### [TASK GOAL]
Write out the data below in full, unchanged, minus the images.

** start **

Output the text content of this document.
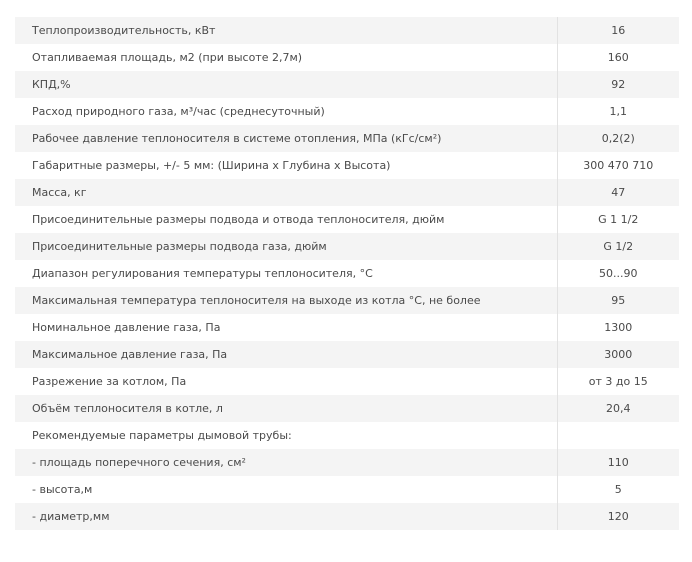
Теплопроизводительность, кВт	16
Отапливаемая площадь, м2 (при высоте 2,7м)	160
КПД,%	92
Расход природного газа, м³/час (среднесуточный)	1,1
Рабочее давление теплоносителя в системе отопления, МПа (кГс/см²)	0,2(2)
Габаритные размеры, +/- 5 мм: (Ширина х Глубина х Высота)	300 470 710
Масса, кг	47
Присоединительные размеры подвода и отвода теплоносителя, дюйм	G 1 1/2
Присоединительные размеры подвода газа, дюйм	G 1/2
Диапазон регулирования температуры теплоносителя, °С	50...90
Максимальная температура теплоносителя на выходе из котла °С, не более	95
Номинальное давление газа, Па	1300
Максимальное давление газа, Па	3000
Разрежение за котлом, Па	от 3 до 15
Объём теплоносителя в котле, л	20,4
Рекомендуемые параметры дымовой трубы:	
- площадь поперечного сечения, см²	110
- высота,м	5
- диаметр,мм	120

** end **

### [FULL SOLUTION]
Output the text content of this document.
Теплопроизводительность, кВт	16
Отапливаемая площадь, м2 (при высоте 2,7м)	160
КПД,%	92
Расход природного газа, м³/час (среднесуточный)	1,1
Рабочее давление теплоносителя в системе отопления, МПа (кГс/см²)	0,2(2)
Габаритные размеры, +/- 5 мм: (Ширина х Глубина х Высота)	300 470 710
Масса, кг	47
Присоединительные размеры подвода и отвода теплоносителя, дюйм	G 1 1/2
Присоединительные размеры подвода газа, дюйм	G 1/2
Диапазон регулирования температуры теплоносителя, °С	50...90
Максимальная температура теплоносителя на выходе из котла °С, не более	95
Номинальное давление газа, Па	1300
Максимальное давление газа, Па	3000
Разрежение за котлом, Па	от 3 до 15
Объём теплоносителя в котле, л	20,4
Рекомендуемые параметры дымовой трубы:	
- площадь поперечного сечения, см²	110
- высота,м	5
- диаметр,мм	120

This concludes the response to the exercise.